Dataset records:
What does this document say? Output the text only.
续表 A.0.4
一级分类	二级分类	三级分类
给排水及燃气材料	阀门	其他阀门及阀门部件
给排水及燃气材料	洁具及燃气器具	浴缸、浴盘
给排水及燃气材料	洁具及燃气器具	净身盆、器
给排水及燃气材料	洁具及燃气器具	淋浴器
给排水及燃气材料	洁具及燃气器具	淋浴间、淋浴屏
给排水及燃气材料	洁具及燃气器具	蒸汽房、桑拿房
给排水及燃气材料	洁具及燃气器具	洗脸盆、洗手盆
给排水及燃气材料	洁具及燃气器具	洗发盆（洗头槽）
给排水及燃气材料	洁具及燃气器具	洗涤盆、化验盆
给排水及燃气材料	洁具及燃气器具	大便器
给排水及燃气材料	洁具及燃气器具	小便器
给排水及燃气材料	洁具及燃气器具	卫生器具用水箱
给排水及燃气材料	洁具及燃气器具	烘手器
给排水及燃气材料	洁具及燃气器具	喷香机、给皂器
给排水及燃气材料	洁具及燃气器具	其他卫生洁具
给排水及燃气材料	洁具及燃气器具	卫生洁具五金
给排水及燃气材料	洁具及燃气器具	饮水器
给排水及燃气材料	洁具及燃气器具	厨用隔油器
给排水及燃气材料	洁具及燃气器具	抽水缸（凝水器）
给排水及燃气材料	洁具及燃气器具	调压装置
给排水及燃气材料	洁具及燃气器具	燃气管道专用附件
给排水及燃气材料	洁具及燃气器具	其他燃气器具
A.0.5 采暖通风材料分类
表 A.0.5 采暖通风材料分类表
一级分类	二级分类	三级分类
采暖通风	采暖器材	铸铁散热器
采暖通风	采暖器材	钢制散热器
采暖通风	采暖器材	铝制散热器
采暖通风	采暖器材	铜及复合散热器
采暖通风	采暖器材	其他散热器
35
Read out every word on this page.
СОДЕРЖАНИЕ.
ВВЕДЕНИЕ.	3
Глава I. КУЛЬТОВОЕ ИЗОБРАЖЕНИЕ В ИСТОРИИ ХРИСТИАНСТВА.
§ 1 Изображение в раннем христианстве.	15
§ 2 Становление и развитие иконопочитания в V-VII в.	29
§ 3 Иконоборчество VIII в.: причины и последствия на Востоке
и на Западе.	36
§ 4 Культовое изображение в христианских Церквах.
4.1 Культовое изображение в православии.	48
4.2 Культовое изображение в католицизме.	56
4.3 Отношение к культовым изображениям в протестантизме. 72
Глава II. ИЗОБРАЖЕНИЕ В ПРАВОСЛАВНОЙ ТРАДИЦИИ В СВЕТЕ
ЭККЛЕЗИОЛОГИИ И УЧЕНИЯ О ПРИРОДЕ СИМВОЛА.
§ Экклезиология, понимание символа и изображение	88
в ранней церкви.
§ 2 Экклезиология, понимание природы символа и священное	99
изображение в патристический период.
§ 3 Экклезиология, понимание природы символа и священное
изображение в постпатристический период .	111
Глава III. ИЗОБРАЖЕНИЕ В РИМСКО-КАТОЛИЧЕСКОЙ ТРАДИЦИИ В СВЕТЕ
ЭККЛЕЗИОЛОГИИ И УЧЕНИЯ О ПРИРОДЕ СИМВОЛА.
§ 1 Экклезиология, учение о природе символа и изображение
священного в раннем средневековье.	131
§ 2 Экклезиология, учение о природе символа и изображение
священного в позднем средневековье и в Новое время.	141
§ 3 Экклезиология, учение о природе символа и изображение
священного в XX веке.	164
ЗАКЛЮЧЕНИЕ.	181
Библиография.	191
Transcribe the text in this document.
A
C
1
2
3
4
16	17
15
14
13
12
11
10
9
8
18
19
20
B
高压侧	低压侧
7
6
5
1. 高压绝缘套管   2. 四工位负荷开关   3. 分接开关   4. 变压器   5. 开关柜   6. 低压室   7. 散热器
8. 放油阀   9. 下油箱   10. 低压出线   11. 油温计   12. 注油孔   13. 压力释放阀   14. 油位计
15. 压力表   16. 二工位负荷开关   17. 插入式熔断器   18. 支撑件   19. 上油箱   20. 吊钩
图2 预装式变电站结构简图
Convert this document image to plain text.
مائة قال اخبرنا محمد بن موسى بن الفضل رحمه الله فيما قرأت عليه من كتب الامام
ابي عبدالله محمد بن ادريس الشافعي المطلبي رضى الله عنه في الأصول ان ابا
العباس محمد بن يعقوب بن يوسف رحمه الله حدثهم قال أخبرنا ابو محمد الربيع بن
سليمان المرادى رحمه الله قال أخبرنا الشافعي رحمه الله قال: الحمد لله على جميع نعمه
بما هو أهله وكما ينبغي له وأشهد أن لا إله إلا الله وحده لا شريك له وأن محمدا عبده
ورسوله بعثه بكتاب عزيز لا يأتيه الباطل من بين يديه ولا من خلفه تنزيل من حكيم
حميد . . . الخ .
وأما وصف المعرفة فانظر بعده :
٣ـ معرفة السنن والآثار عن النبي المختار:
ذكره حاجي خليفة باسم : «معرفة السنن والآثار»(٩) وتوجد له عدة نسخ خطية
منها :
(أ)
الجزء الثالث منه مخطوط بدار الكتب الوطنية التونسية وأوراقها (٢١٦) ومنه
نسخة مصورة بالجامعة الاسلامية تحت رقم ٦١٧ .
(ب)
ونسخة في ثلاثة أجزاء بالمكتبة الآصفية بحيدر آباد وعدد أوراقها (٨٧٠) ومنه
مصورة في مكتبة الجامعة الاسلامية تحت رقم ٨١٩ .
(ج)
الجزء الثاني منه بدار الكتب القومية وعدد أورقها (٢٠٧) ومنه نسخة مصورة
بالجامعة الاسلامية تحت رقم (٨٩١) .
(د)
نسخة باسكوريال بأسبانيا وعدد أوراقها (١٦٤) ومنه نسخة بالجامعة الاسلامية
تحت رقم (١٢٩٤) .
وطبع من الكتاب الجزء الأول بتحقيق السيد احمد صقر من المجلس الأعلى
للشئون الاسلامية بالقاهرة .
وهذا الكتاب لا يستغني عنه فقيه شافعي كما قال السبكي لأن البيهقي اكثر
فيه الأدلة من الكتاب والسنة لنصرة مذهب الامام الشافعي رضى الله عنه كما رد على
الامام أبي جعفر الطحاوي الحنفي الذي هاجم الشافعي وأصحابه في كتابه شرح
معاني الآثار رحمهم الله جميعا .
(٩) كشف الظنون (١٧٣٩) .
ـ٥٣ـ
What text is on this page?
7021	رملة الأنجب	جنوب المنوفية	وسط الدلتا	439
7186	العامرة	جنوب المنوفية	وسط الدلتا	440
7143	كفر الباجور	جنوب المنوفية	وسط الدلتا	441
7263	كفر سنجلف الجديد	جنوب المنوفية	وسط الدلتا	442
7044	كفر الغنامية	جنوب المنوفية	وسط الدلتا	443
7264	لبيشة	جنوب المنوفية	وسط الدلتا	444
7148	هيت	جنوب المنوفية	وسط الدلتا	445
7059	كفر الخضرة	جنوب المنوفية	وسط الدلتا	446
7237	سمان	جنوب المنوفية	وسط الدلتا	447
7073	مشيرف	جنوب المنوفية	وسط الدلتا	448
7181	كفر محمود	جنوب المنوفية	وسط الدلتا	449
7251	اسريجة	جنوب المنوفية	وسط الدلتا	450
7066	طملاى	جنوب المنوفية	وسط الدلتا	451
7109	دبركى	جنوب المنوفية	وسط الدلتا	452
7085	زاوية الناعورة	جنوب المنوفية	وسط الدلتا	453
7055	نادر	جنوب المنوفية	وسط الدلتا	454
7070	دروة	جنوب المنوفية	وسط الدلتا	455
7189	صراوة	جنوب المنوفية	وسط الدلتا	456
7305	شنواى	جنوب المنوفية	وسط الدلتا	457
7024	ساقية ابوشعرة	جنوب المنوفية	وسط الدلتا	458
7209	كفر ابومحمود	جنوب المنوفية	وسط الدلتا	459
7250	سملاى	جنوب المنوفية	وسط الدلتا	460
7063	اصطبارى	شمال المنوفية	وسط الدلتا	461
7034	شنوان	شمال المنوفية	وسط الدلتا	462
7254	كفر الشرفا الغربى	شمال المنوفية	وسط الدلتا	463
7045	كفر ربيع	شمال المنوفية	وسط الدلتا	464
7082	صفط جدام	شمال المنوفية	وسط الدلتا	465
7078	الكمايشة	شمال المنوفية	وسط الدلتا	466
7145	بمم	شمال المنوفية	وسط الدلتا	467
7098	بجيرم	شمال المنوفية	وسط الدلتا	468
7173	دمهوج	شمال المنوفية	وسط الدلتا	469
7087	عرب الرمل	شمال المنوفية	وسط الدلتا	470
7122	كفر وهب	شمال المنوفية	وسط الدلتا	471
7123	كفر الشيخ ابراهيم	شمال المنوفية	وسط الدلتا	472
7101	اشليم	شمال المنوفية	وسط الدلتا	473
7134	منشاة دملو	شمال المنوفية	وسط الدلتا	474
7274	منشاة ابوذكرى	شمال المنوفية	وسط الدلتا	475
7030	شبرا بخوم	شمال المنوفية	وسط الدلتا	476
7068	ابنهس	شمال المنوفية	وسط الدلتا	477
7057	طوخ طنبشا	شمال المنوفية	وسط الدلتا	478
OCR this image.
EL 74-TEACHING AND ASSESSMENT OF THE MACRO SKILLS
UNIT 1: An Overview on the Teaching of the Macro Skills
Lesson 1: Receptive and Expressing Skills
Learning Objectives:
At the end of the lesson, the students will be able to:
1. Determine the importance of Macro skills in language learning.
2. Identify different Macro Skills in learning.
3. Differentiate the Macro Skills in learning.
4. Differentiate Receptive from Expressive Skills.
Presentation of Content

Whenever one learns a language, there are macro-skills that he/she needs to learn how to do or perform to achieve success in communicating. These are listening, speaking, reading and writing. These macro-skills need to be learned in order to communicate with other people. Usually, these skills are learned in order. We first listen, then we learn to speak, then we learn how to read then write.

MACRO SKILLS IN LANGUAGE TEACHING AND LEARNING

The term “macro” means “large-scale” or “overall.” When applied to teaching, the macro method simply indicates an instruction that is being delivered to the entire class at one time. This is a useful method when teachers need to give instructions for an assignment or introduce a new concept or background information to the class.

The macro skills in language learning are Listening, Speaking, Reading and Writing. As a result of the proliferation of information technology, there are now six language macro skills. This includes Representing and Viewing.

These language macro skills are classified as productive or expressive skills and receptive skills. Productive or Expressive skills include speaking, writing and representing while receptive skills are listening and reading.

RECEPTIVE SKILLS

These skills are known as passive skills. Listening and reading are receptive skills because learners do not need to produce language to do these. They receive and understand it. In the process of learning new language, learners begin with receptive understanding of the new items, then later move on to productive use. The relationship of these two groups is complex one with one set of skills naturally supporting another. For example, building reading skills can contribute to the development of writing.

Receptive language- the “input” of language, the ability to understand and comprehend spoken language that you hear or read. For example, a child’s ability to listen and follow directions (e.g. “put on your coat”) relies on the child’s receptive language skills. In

The request: The lines to collect are those holding the string "ومنه"; copy them all.

The response:
الجزء الثالث منه مخطوط بدار الكتب الوطنية التونسية وأوراقها (٢١٦) ومنه
ونسخة في ثلاثة أجزاء بالمكتبة الآصفية بحيدر آباد وعدد أوراقها (٨٧٠) ومنه
الجزء الثاني منه بدار الكتب القومية وعدد أورقها (٢٠٧) ومنه نسخة مصورة
نسخة باسكوريال بأسبانيا وعدد أوراقها (١٦٤) ومنه نسخة بالجامعة الاسلامية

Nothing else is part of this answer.